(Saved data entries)
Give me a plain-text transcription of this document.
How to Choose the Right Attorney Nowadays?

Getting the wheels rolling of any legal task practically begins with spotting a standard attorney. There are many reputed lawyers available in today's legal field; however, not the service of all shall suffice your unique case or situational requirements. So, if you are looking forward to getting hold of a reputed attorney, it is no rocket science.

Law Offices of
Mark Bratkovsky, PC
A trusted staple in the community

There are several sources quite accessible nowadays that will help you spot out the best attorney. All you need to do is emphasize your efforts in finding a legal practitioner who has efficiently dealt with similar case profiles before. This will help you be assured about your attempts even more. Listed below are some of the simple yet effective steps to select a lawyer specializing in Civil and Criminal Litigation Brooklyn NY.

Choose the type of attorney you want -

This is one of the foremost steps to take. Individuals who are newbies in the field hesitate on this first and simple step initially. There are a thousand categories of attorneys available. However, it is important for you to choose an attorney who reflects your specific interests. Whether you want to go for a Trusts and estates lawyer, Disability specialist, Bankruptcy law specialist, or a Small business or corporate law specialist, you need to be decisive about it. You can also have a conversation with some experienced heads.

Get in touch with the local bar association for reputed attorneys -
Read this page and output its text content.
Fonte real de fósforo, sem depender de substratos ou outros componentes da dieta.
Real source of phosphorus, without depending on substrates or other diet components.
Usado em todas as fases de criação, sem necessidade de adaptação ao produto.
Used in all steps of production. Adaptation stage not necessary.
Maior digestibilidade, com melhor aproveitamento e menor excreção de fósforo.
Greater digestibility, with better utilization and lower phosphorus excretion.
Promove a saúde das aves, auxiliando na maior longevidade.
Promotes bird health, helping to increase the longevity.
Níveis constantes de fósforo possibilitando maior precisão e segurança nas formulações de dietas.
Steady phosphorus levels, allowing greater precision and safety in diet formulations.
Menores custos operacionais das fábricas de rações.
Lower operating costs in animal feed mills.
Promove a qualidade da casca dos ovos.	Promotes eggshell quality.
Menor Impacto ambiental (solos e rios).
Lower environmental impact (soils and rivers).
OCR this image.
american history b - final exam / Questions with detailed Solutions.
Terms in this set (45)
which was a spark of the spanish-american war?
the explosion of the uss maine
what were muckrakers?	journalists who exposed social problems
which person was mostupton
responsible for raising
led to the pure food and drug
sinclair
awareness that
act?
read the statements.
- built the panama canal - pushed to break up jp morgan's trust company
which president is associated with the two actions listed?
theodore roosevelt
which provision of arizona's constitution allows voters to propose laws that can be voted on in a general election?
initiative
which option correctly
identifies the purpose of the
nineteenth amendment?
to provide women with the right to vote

_TASK OBJECTIVE_
Note every line above where the string "american" shows up, and copy those lines.

_COMPLETED TASK_
american history b - final exam / Questions with detailed Solutions.
which was a spark of the spanish-american war?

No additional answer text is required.